Stated exercise ::
All of the material should be reproduced exactly, with pictures left out.
── Data supplied
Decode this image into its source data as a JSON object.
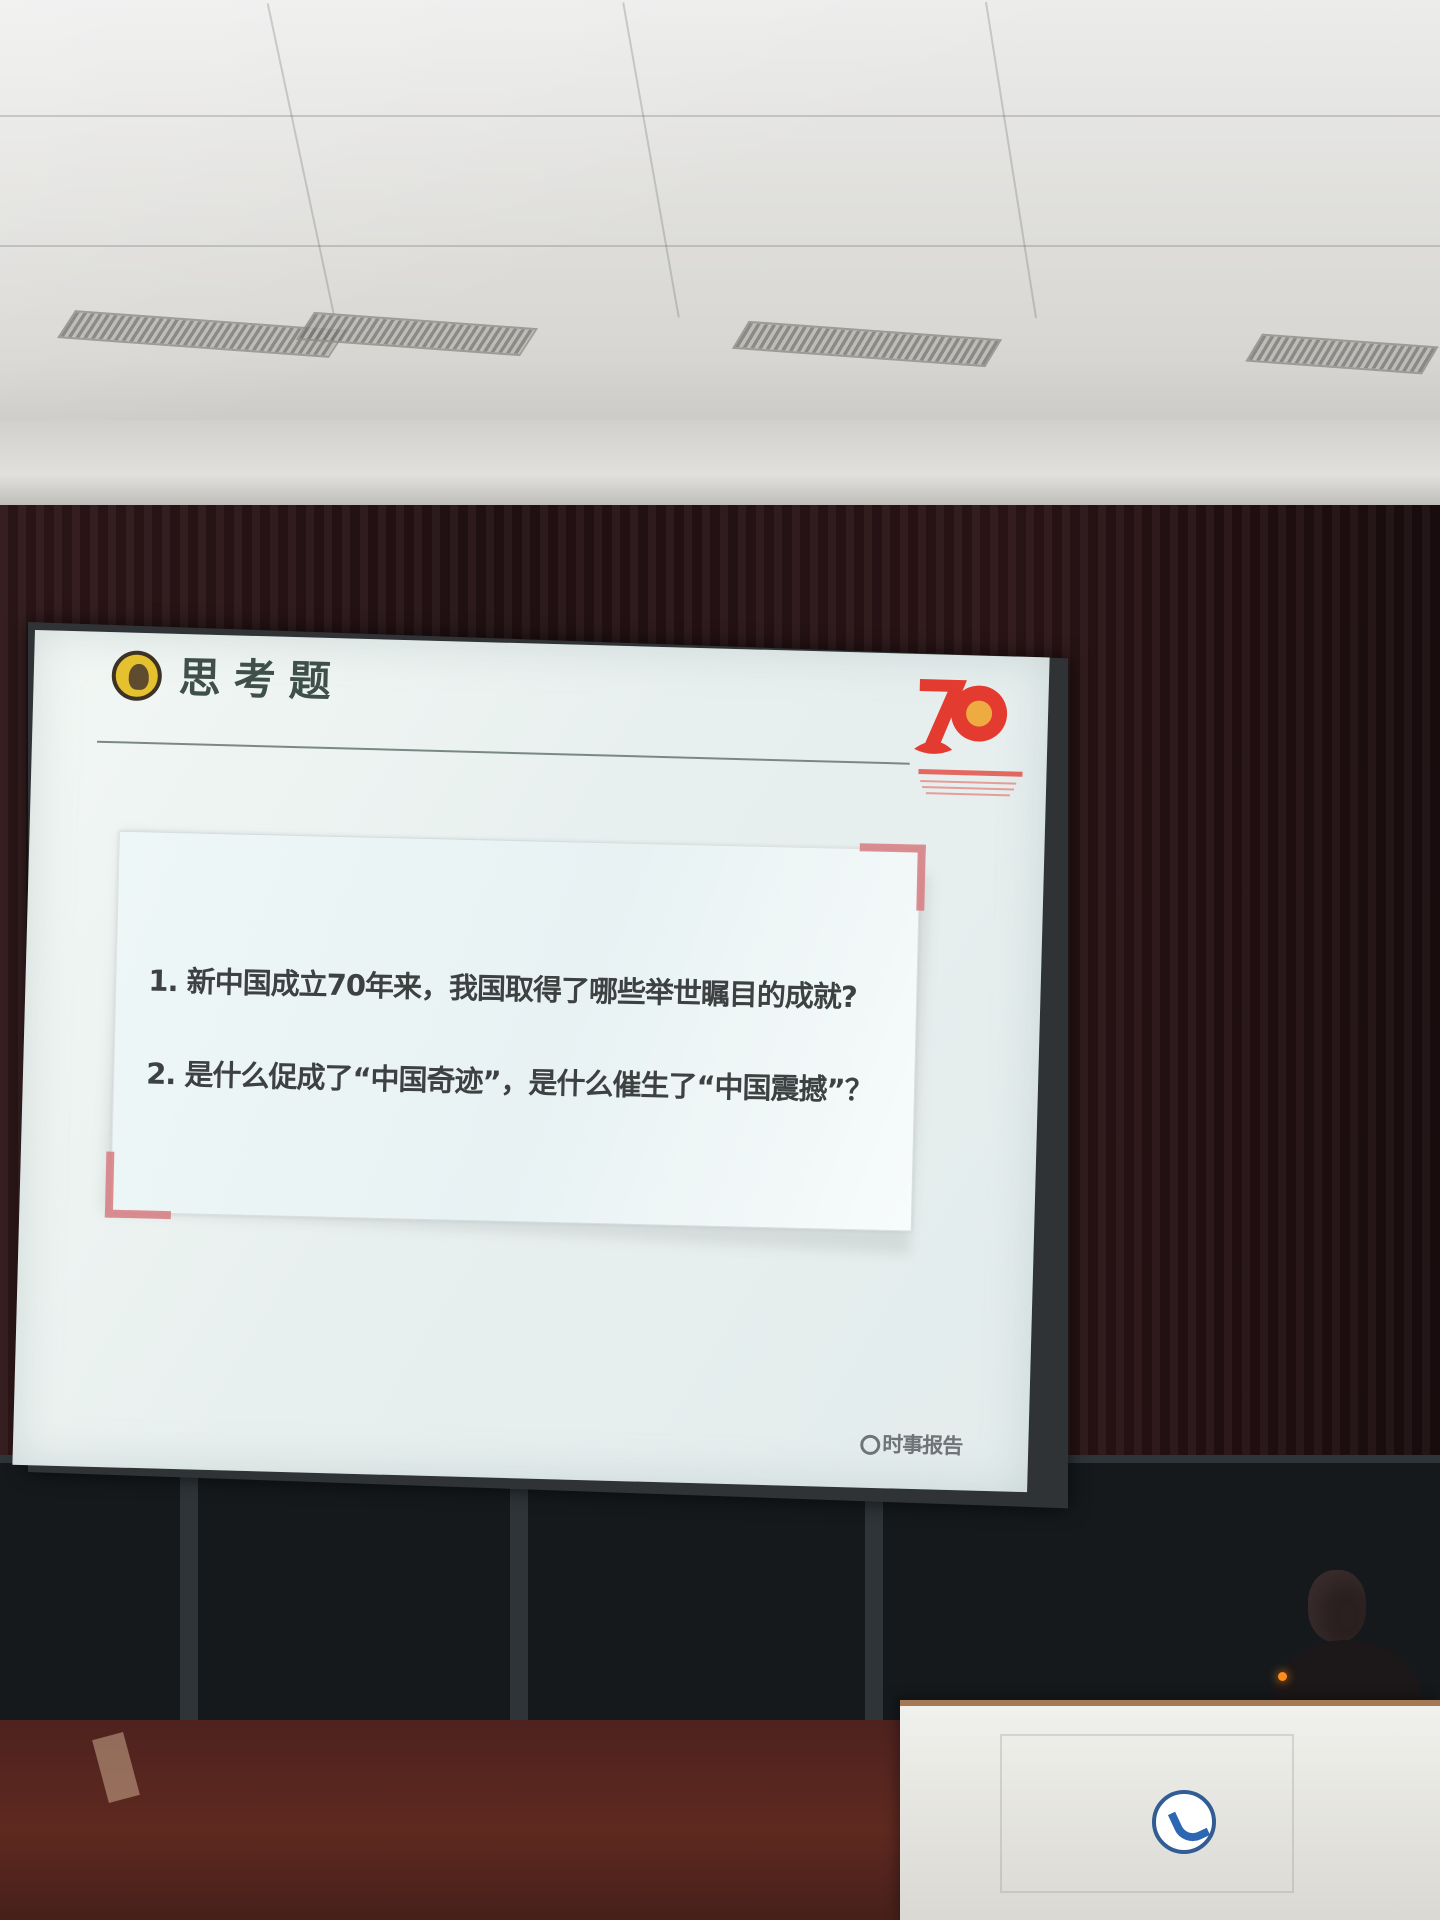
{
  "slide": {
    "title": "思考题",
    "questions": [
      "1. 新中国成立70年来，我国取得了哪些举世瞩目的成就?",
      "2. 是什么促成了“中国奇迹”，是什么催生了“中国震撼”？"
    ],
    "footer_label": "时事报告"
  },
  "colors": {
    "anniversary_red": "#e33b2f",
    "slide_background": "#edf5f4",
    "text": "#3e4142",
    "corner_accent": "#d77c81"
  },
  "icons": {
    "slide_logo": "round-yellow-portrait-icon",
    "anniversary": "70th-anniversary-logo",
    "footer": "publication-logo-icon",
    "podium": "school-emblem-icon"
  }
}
────
Correct result ::
Decode this image into its source data as a JSON object.
{
  "slide": {
    "title": "思考题",
    "questions": [
      "1. 新中国成立70年来，我国取得了哪些举世瞩目的成就?",
      "2. 是什么促成了“中国奇迹”，是什么催生了“中国震撼”？"
    ],
    "footer_label": "时事报告"
  },
  "colors": {
    "anniversary_red": "#e33b2f",
    "slide_background": "#edf5f4",
    "text": "#3e4142",
    "corner_accent": "#d77c81"
  },
  "icons": {
    "slide_logo": "round-yellow-portrait-icon",
    "anniversary": "70th-anniversary-logo",
    "footer": "publication-logo-icon",
    "podium": "school-emblem-icon"
  }
}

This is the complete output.